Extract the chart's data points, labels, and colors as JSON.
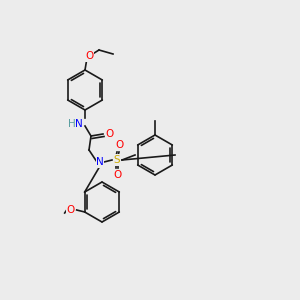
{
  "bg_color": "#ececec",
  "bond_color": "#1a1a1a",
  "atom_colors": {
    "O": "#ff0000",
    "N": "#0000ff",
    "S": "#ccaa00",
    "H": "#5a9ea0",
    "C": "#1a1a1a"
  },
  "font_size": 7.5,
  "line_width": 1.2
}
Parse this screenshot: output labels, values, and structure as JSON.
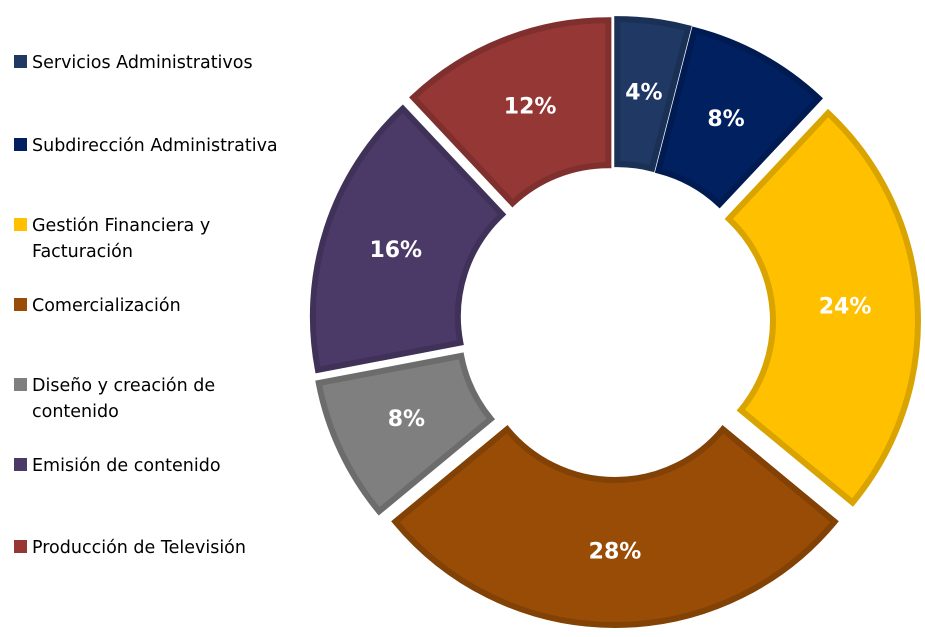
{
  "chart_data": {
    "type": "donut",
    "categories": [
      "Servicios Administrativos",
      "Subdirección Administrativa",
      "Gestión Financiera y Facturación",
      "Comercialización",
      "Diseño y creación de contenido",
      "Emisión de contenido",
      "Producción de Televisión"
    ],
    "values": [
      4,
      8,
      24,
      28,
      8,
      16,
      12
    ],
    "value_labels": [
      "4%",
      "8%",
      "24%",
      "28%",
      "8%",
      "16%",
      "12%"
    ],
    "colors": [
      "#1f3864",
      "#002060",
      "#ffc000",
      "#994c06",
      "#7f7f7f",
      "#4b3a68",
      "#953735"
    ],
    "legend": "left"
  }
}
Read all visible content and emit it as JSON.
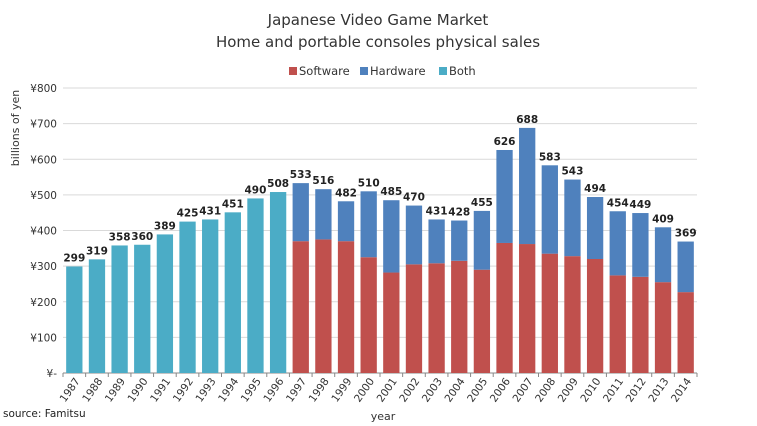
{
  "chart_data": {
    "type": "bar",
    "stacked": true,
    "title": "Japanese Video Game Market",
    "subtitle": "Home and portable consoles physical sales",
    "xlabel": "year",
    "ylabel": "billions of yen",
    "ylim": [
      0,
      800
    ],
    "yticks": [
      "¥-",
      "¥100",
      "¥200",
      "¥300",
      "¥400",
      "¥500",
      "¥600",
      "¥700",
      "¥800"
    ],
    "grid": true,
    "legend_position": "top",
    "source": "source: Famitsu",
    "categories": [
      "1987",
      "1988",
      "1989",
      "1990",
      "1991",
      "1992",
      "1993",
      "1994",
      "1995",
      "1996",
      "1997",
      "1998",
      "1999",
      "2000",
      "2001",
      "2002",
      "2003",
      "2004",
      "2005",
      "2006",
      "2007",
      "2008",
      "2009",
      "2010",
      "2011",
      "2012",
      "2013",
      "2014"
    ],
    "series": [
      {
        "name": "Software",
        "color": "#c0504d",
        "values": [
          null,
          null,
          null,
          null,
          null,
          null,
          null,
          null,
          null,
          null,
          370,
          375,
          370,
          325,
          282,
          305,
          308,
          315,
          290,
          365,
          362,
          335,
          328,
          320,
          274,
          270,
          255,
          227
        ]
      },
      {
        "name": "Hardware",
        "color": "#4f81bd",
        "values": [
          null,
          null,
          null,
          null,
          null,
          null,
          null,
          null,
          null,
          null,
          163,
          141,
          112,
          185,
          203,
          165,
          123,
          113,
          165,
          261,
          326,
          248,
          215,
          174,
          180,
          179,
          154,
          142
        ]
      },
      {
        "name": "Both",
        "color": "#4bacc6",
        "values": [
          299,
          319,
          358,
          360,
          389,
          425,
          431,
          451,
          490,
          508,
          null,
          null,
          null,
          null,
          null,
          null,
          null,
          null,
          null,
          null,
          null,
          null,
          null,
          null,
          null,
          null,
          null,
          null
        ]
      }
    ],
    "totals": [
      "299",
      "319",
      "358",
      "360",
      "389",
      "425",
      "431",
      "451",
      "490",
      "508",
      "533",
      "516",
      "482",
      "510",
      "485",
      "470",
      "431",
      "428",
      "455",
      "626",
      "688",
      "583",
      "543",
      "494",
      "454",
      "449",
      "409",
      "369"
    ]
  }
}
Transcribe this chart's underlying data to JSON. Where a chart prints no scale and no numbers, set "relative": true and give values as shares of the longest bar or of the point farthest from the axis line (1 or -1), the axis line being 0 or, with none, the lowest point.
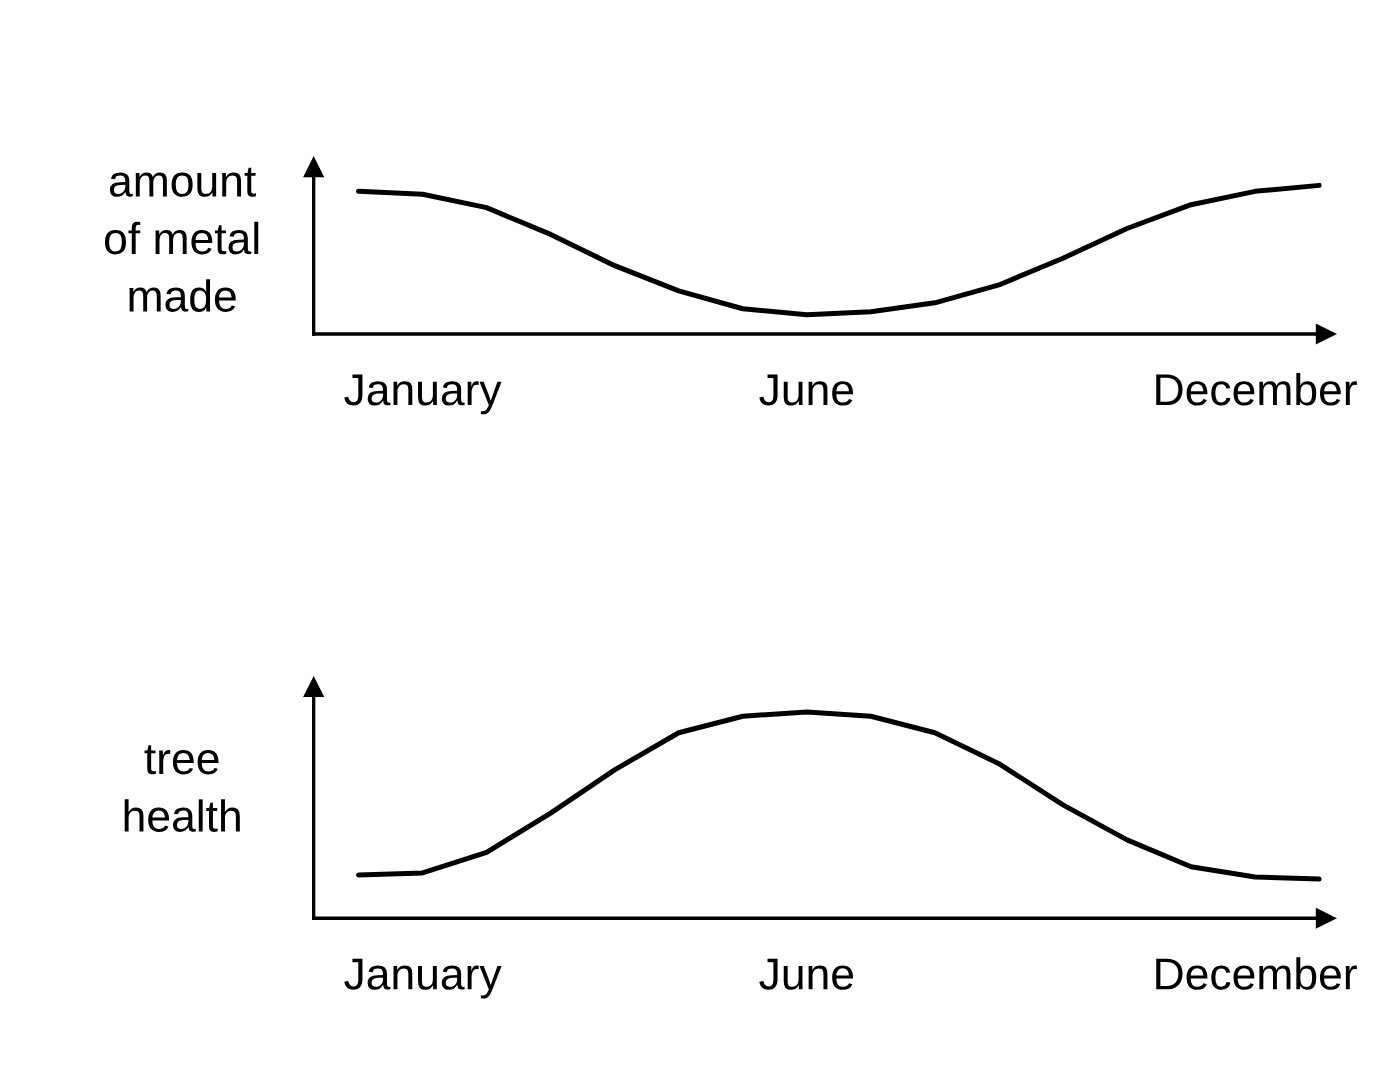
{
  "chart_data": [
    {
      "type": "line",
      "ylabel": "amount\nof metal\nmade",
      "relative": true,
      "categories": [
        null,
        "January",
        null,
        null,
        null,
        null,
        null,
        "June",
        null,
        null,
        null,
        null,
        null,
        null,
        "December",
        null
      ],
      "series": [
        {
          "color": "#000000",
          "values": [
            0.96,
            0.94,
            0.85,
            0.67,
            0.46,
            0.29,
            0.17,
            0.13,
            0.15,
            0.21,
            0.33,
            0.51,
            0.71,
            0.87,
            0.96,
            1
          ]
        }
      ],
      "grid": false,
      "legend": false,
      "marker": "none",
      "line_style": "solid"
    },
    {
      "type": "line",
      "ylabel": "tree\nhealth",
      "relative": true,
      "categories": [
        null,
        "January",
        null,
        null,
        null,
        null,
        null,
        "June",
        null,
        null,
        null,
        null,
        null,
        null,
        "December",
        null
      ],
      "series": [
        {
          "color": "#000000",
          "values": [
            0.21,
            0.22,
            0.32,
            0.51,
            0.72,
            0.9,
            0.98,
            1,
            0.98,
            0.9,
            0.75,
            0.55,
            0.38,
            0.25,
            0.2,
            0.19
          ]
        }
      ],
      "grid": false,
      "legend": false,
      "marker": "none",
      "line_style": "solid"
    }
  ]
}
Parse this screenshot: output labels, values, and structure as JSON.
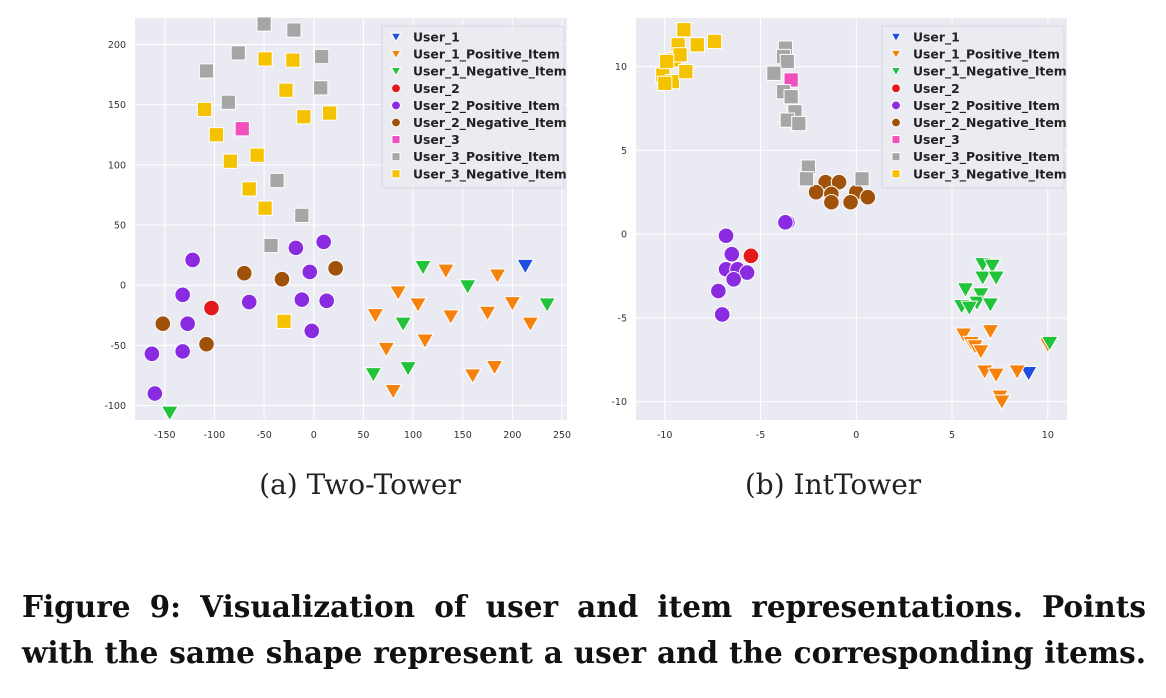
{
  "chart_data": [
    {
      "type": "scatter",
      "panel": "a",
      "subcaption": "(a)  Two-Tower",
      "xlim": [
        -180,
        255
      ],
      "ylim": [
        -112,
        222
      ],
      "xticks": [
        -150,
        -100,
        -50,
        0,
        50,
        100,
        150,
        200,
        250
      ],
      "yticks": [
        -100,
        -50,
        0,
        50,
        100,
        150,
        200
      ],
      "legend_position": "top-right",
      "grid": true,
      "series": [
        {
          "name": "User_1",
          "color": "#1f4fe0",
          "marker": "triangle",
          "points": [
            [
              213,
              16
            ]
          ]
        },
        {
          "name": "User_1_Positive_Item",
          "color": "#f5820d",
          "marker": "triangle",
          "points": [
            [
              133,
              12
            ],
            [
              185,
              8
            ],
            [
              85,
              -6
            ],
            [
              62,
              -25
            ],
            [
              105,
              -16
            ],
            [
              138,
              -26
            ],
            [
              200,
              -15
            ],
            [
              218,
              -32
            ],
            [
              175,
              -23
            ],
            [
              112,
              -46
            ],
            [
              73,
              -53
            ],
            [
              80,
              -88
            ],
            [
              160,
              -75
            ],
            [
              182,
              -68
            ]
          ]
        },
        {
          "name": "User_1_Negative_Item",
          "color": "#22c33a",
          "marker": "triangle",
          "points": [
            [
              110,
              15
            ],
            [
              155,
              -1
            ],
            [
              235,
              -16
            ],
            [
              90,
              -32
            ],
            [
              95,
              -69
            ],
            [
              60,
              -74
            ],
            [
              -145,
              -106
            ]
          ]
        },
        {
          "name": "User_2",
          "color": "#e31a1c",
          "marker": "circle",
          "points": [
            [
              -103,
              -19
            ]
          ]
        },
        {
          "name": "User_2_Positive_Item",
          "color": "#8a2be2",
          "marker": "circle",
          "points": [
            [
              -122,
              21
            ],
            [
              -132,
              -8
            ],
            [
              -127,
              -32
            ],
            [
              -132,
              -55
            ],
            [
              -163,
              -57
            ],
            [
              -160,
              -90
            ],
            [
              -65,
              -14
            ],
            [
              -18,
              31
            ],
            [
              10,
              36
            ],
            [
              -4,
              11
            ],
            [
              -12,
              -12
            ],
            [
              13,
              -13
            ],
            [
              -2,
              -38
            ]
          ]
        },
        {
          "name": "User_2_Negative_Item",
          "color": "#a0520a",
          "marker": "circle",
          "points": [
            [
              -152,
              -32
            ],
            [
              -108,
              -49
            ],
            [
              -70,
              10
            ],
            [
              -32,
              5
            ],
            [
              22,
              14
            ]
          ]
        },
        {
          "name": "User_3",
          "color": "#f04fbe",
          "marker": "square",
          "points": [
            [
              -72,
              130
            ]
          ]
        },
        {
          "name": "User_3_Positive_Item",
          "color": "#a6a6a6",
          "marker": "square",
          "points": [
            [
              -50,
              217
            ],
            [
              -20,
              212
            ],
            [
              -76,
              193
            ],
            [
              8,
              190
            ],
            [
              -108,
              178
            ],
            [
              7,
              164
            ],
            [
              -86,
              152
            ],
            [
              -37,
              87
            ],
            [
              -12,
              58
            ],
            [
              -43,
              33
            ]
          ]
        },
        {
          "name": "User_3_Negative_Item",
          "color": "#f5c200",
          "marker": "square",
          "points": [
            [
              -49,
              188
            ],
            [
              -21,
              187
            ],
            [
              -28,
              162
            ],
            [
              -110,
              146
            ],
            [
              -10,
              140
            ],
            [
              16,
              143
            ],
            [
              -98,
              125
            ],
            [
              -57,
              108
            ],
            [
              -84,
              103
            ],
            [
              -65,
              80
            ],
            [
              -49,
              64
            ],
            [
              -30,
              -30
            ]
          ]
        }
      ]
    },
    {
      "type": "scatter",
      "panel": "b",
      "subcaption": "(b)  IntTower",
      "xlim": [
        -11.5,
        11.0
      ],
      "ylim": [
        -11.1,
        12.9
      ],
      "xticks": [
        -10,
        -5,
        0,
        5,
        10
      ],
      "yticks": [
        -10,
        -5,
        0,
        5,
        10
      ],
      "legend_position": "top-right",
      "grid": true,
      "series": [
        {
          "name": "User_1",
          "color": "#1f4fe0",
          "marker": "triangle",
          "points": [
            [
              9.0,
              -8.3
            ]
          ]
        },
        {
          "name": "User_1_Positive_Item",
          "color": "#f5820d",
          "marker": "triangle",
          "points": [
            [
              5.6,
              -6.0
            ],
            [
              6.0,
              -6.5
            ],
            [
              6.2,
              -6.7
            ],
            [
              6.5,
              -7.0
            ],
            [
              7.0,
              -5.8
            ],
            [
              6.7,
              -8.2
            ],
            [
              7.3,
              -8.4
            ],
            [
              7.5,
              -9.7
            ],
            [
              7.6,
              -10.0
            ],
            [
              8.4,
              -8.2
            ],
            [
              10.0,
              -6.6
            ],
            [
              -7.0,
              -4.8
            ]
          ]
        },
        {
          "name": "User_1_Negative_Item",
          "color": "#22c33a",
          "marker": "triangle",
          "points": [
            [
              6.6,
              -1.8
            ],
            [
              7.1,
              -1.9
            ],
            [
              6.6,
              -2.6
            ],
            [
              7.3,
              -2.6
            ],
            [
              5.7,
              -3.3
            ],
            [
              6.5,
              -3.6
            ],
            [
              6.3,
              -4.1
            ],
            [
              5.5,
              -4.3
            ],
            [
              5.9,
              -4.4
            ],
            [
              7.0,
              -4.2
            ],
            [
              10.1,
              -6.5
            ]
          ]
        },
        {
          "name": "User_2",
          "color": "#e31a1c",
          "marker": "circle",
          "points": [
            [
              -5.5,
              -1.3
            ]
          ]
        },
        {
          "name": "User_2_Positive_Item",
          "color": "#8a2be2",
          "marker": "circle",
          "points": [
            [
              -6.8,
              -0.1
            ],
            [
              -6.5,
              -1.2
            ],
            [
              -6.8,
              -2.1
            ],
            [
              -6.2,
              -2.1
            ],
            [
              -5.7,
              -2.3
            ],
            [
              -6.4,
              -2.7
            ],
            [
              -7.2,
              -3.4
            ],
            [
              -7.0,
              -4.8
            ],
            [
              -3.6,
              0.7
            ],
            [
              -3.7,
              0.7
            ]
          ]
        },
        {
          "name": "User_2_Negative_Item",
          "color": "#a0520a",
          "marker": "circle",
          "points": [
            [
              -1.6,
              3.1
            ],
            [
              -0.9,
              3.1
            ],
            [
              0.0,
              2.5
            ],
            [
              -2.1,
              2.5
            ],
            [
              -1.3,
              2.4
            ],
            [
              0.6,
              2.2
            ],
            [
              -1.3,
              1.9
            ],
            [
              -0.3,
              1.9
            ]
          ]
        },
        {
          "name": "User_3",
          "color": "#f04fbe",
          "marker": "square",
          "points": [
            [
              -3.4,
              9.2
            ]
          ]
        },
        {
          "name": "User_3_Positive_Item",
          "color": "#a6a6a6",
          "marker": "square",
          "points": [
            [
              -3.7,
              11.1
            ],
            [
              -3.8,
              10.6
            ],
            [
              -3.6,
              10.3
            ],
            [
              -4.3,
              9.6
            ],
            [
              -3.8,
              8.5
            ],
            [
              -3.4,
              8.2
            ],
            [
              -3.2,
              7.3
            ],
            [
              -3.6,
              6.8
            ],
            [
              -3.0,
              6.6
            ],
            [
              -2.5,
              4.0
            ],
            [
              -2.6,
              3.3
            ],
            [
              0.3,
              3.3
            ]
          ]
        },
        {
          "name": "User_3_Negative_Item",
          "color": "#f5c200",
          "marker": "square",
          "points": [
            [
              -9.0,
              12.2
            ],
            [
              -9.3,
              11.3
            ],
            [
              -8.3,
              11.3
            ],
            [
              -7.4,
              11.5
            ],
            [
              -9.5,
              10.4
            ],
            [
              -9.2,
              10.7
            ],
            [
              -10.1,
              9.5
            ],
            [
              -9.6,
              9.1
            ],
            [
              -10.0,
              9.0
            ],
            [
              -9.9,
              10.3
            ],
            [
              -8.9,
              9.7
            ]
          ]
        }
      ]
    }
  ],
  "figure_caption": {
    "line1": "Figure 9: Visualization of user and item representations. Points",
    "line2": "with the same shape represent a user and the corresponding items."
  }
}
◆ ◆ ◆ ◆
• WHAT YOU NEED TO DO: All lines that include "JSON" are to be gathered and copied.

• THE SOLUTION:
Extract the chart's data points, labels, and colors as JSON.
Parse this screenshot: output labels, values, and structure as JSON.
Read all visible content and emit it as JSON.
Transcribe this chart's underlying data to JSON. Where a chart prints no scale and no numbers, set "relative": true and give values as shares of the longest bar or of the point farthest from the axis line (1 or -1), the axis line being 0 or, with none, the lowest point.
Parse this screenshot: output labels, values, and structure as JSON.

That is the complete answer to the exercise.